DATA TO USE:

Start

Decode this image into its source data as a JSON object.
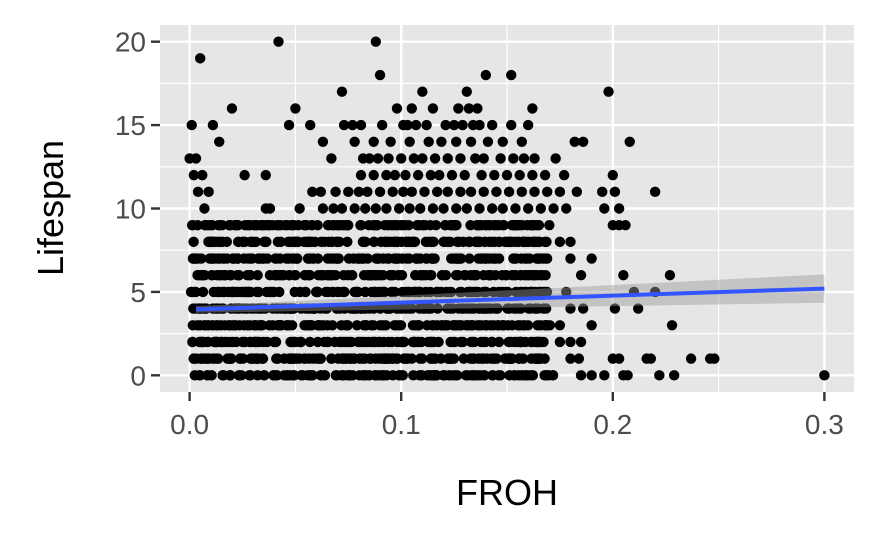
{
  "chart_data": {
    "type": "scatter",
    "title": "",
    "xlabel": "FROH",
    "ylabel": "Lifespan",
    "xlim": [
      -0.014,
      0.314
    ],
    "ylim": [
      -1.0,
      21.0
    ],
    "x_ticks": [
      "0.0",
      "0.1",
      "0.2",
      "0.3"
    ],
    "x_tick_values": [
      0.0,
      0.1,
      0.2,
      0.3
    ],
    "y_ticks": [
      "0",
      "5",
      "10",
      "15",
      "20"
    ],
    "y_tick_values": [
      0,
      5,
      10,
      15,
      20
    ],
    "grid": true,
    "background": "#e6e6e6",
    "point_color": "#000000",
    "fit_line_color": "#3355ff",
    "ribbon_color": "#999999",
    "points": [
      [
        0.088,
        20
      ],
      [
        0.042,
        20
      ],
      [
        0.005,
        19
      ],
      [
        0.09,
        18
      ],
      [
        0.14,
        18
      ],
      [
        0.152,
        18
      ],
      [
        0.072,
        17
      ],
      [
        0.11,
        17
      ],
      [
        0.131,
        17
      ],
      [
        0.198,
        17
      ],
      [
        0.02,
        16
      ],
      [
        0.05,
        16
      ],
      [
        0.098,
        16
      ],
      [
        0.105,
        16
      ],
      [
        0.115,
        16
      ],
      [
        0.127,
        16
      ],
      [
        0.132,
        16
      ],
      [
        0.136,
        16
      ],
      [
        0.162,
        16
      ],
      [
        0.001,
        15
      ],
      [
        0.011,
        15
      ],
      [
        0.047,
        15
      ],
      [
        0.057,
        15
      ],
      [
        0.073,
        15
      ],
      [
        0.077,
        15
      ],
      [
        0.081,
        15
      ],
      [
        0.091,
        15
      ],
      [
        0.101,
        15
      ],
      [
        0.103,
        15
      ],
      [
        0.107,
        15
      ],
      [
        0.112,
        15
      ],
      [
        0.121,
        15
      ],
      [
        0.125,
        15
      ],
      [
        0.129,
        15
      ],
      [
        0.134,
        15
      ],
      [
        0.137,
        15
      ],
      [
        0.143,
        15
      ],
      [
        0.152,
        15
      ],
      [
        0.16,
        15
      ],
      [
        0.014,
        14
      ],
      [
        0.063,
        14
      ],
      [
        0.078,
        14
      ],
      [
        0.087,
        14
      ],
      [
        0.095,
        14
      ],
      [
        0.104,
        14
      ],
      [
        0.113,
        14
      ],
      [
        0.119,
        14
      ],
      [
        0.126,
        14
      ],
      [
        0.133,
        14
      ],
      [
        0.141,
        14
      ],
      [
        0.148,
        14
      ],
      [
        0.157,
        14
      ],
      [
        0.182,
        14
      ],
      [
        0.186,
        14
      ],
      [
        0.208,
        14
      ],
      [
        0.0,
        13
      ],
      [
        0.003,
        13
      ],
      [
        0.067,
        13
      ],
      [
        0.082,
        13
      ],
      [
        0.085,
        13
      ],
      [
        0.089,
        13
      ],
      [
        0.094,
        13
      ],
      [
        0.1,
        13
      ],
      [
        0.106,
        13
      ],
      [
        0.11,
        13
      ],
      [
        0.116,
        13
      ],
      [
        0.122,
        13
      ],
      [
        0.128,
        13
      ],
      [
        0.135,
        13
      ],
      [
        0.139,
        13
      ],
      [
        0.147,
        13
      ],
      [
        0.153,
        13
      ],
      [
        0.158,
        13
      ],
      [
        0.163,
        13
      ],
      [
        0.173,
        13
      ],
      [
        0.002,
        12
      ],
      [
        0.006,
        12
      ],
      [
        0.026,
        12
      ],
      [
        0.036,
        12
      ],
      [
        0.081,
        12
      ],
      [
        0.087,
        12
      ],
      [
        0.093,
        12
      ],
      [
        0.097,
        12
      ],
      [
        0.102,
        12
      ],
      [
        0.108,
        12
      ],
      [
        0.114,
        12
      ],
      [
        0.118,
        12
      ],
      [
        0.124,
        12
      ],
      [
        0.13,
        12
      ],
      [
        0.138,
        12
      ],
      [
        0.144,
        12
      ],
      [
        0.15,
        12
      ],
      [
        0.156,
        12
      ],
      [
        0.162,
        12
      ],
      [
        0.168,
        12
      ],
      [
        0.177,
        12
      ],
      [
        0.2,
        12
      ],
      [
        0.004,
        11
      ],
      [
        0.009,
        11
      ],
      [
        0.058,
        11
      ],
      [
        0.062,
        11
      ],
      [
        0.069,
        11
      ],
      [
        0.075,
        11
      ],
      [
        0.08,
        11
      ],
      [
        0.084,
        11
      ],
      [
        0.09,
        11
      ],
      [
        0.096,
        11
      ],
      [
        0.101,
        11
      ],
      [
        0.105,
        11
      ],
      [
        0.111,
        11
      ],
      [
        0.117,
        11
      ],
      [
        0.122,
        11
      ],
      [
        0.128,
        11
      ],
      [
        0.133,
        11
      ],
      [
        0.139,
        11
      ],
      [
        0.145,
        11
      ],
      [
        0.151,
        11
      ],
      [
        0.157,
        11
      ],
      [
        0.163,
        11
      ],
      [
        0.169,
        11
      ],
      [
        0.175,
        11
      ],
      [
        0.183,
        11
      ],
      [
        0.195,
        11
      ],
      [
        0.201,
        11
      ],
      [
        0.22,
        11
      ],
      [
        0.007,
        10
      ],
      [
        0.036,
        10
      ],
      [
        0.038,
        10
      ],
      [
        0.052,
        10
      ],
      [
        0.063,
        10
      ],
      [
        0.068,
        10
      ],
      [
        0.072,
        10
      ],
      [
        0.078,
        10
      ],
      [
        0.083,
        10
      ],
      [
        0.088,
        10
      ],
      [
        0.093,
        10
      ],
      [
        0.099,
        10
      ],
      [
        0.104,
        10
      ],
      [
        0.109,
        10
      ],
      [
        0.115,
        10
      ],
      [
        0.12,
        10
      ],
      [
        0.126,
        10
      ],
      [
        0.131,
        10
      ],
      [
        0.137,
        10
      ],
      [
        0.143,
        10
      ],
      [
        0.148,
        10
      ],
      [
        0.154,
        10
      ],
      [
        0.16,
        10
      ],
      [
        0.166,
        10
      ],
      [
        0.172,
        10
      ],
      [
        0.178,
        10
      ],
      [
        0.196,
        10
      ],
      [
        0.203,
        10
      ]
    ],
    "fit_line": {
      "x": [
        0.003,
        0.3
      ],
      "y": [
        3.95,
        5.2
      ],
      "ribbon_lower": [
        3.75,
        4.35
      ],
      "ribbon_upper": [
        4.15,
        6.05
      ]
    }
  }
}
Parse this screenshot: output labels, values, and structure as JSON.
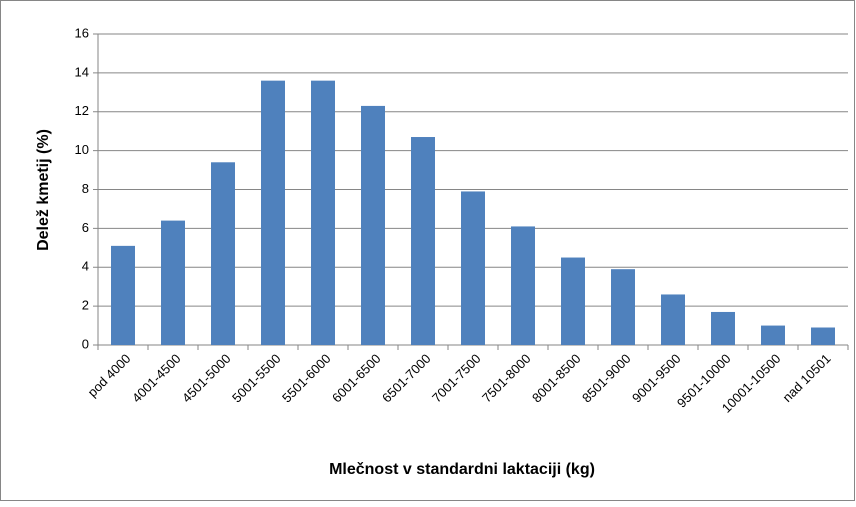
{
  "chart_data": {
    "type": "bar",
    "categories": [
      "pod 4000",
      "4001-4500",
      "4501-5000",
      "5001-5500",
      "5501-6000",
      "6001-6500",
      "6501-7000",
      "7001-7500",
      "7501-8000",
      "8001-8500",
      "8501-9000",
      "9001-9500",
      "9501-10000",
      "10001-10500",
      "nad 10501"
    ],
    "values": [
      5.1,
      6.4,
      9.4,
      13.6,
      13.6,
      12.3,
      10.7,
      7.9,
      6.1,
      4.5,
      3.9,
      2.6,
      1.7,
      1.0,
      0.9
    ],
    "color": "#4f81bd",
    "x_label": "Mlečnost v standardni laktaciji (kg)",
    "y_label": "Delež kmetij (%)",
    "ylim": [
      0,
      16
    ],
    "yticks": [
      0,
      2,
      4,
      6,
      8,
      10,
      12,
      14,
      16
    ],
    "grid": true
  }
}
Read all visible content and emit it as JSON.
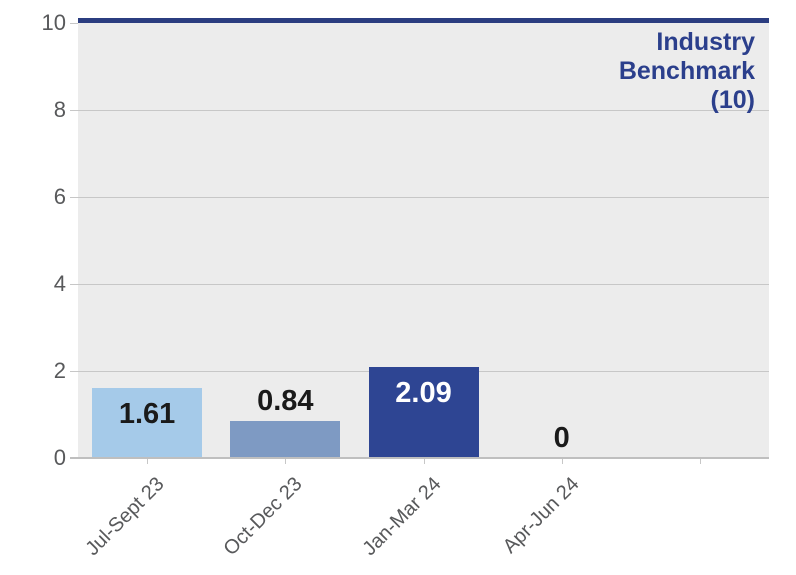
{
  "chart_data": {
    "type": "bar",
    "title": "",
    "xlabel": "",
    "ylabel": "",
    "categories": [
      "Jul-Sept 23",
      "Oct-Dec 23",
      "Jan-Mar 24",
      "Apr-Jun 24"
    ],
    "values": [
      1.61,
      0.84,
      2.09,
      0
    ],
    "value_labels": [
      "1.61",
      "0.84",
      "2.09",
      "0"
    ],
    "bar_colors": [
      "#a5cae9",
      "#7e9ac3",
      "#2e4593",
      "#a5cae9"
    ],
    "value_label_placement": [
      "inside",
      "outside",
      "inside",
      "outside"
    ],
    "value_label_colors": [
      "#1a1a1a",
      "#1a1a1a",
      "#ffffff",
      "#1a1a1a"
    ],
    "ylim": [
      0,
      10
    ],
    "y_ticks": [
      0,
      2,
      4,
      6,
      8,
      10
    ],
    "x_slots": 5,
    "grid": true,
    "legend": false,
    "benchmark": {
      "value": 10,
      "label": "Industry Benchmark (10)",
      "label_lines": [
        "Industry",
        "Benchmark",
        "(10)"
      ],
      "line_color": "#2b3d80",
      "text_color": "#2b3f8c"
    },
    "colors": {
      "plot_bg": "#ececec",
      "gridline": "#c7c7c7",
      "axis_line": "#bfbfbf",
      "tick": "#c7c7c7",
      "axis_text": "#58595b"
    }
  }
}
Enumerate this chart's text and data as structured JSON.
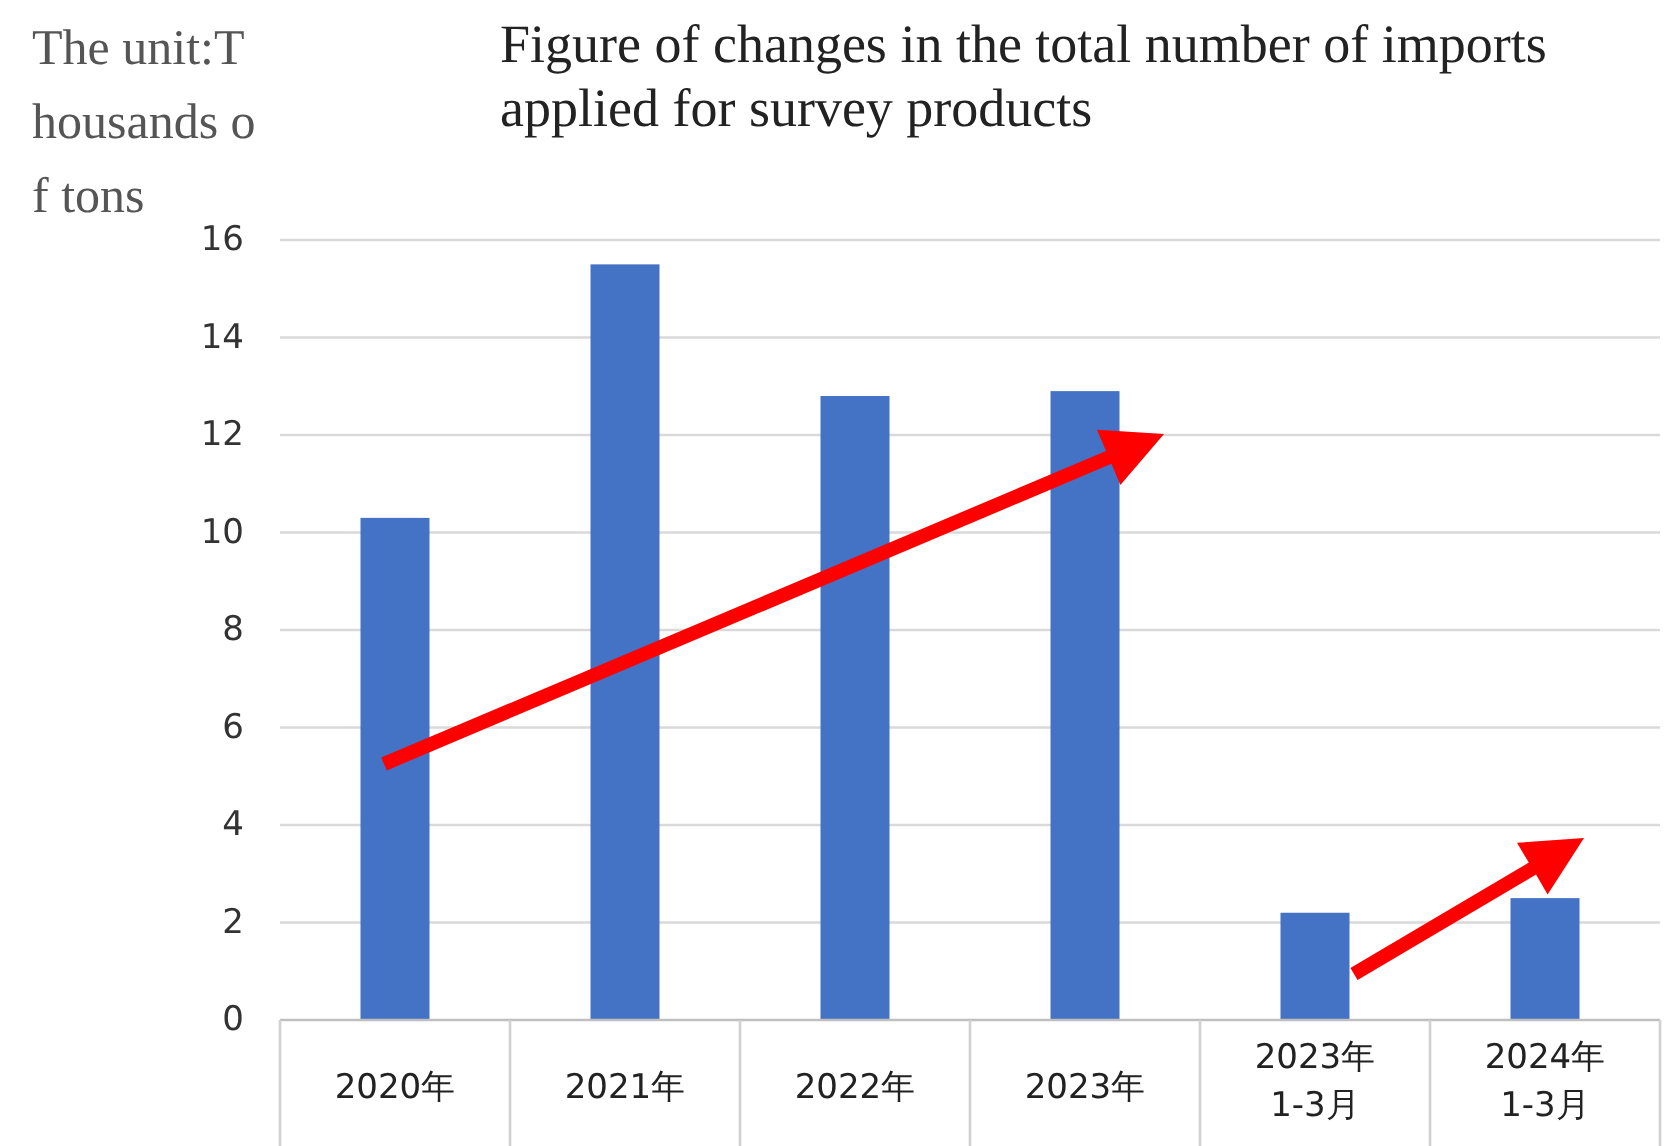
{
  "chart_data": {
    "type": "bar",
    "title": "Figure of changes in the total number of imports applied for survey products",
    "ylabel": "The unit:Thousands of tons",
    "categories": [
      "2020年",
      "2021年",
      "2022年",
      "2023年",
      "2023年\n1-3月",
      "2024年\n1-3月"
    ],
    "values": [
      10.3,
      15.5,
      12.8,
      12.9,
      2.2,
      2.5
    ],
    "color": "#4472c4",
    "ylim": [
      0,
      16
    ],
    "yticks": [
      0,
      2,
      4,
      6,
      8,
      10,
      12,
      14,
      16
    ],
    "grid": "y"
  }
}
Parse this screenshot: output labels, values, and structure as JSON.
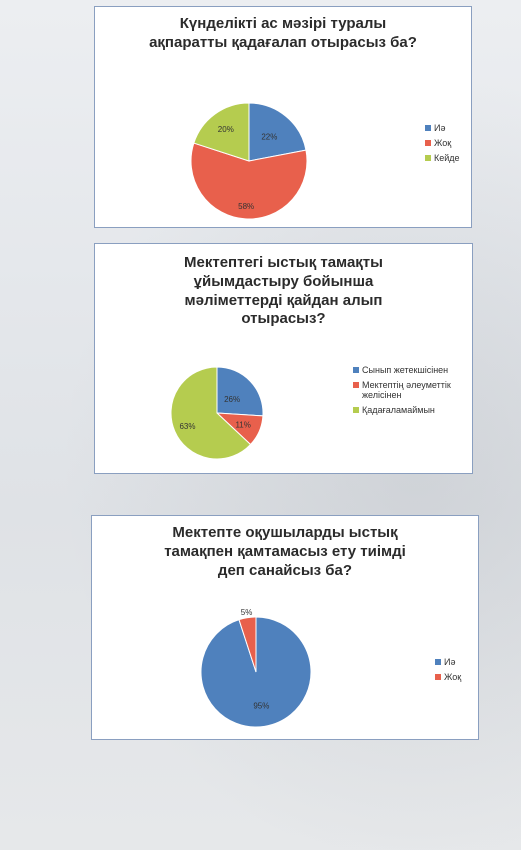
{
  "chart_data": [
    {
      "type": "pie",
      "title_lines": [
        "Күнделікті ас мәзірі туралы",
        "ақпаратты қадағалап отырасыз ба?"
      ],
      "categories": [
        "Иә",
        "Жоқ",
        "Кейде"
      ],
      "values": [
        22,
        58,
        20
      ],
      "value_labels": [
        "22%",
        "58%",
        "20%"
      ],
      "colors": [
        "#4f81bd",
        "#e8604c",
        "#b5cc4f"
      ],
      "legend_position": "right"
    },
    {
      "type": "pie",
      "title_lines": [
        "Мектептегі ыстық тамақты",
        "ұйымдастыру бойынша",
        "мәліметтерді қайдан алып",
        "отырасыз?"
      ],
      "categories": [
        "Сынып жетекшісінен",
        "Мектептің әлеуметтік желісінен",
        "Қадағаламаймын"
      ],
      "legend_lines": [
        [
          "Сынып жетекшісінен"
        ],
        [
          "Мектептің әлеуметтік",
          "желісінен"
        ],
        [
          "Қадағаламаймын"
        ]
      ],
      "values": [
        26,
        11,
        63
      ],
      "value_labels": [
        "26%",
        "11%",
        "63%"
      ],
      "colors": [
        "#4f81bd",
        "#e8604c",
        "#b5cc4f"
      ],
      "legend_position": "right"
    },
    {
      "type": "pie",
      "title_lines": [
        "Мектепте оқушыларды ыстық",
        "тамақпен қамтамасыз ету тиімді",
        "деп санайсыз ба?"
      ],
      "categories": [
        "Иә",
        "Жоқ"
      ],
      "values": [
        95,
        5
      ],
      "value_labels": [
        "95%",
        "5%"
      ],
      "colors": [
        "#4f81bd",
        "#e8604c"
      ],
      "legend_position": "right"
    }
  ]
}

End

SET TASK:
Return a copy of every line that includes the word "Мектептің".

FINAL RESULT:
        "Мектептің әлеуметтік желісінен",
          "Мектептің әлеуметтік",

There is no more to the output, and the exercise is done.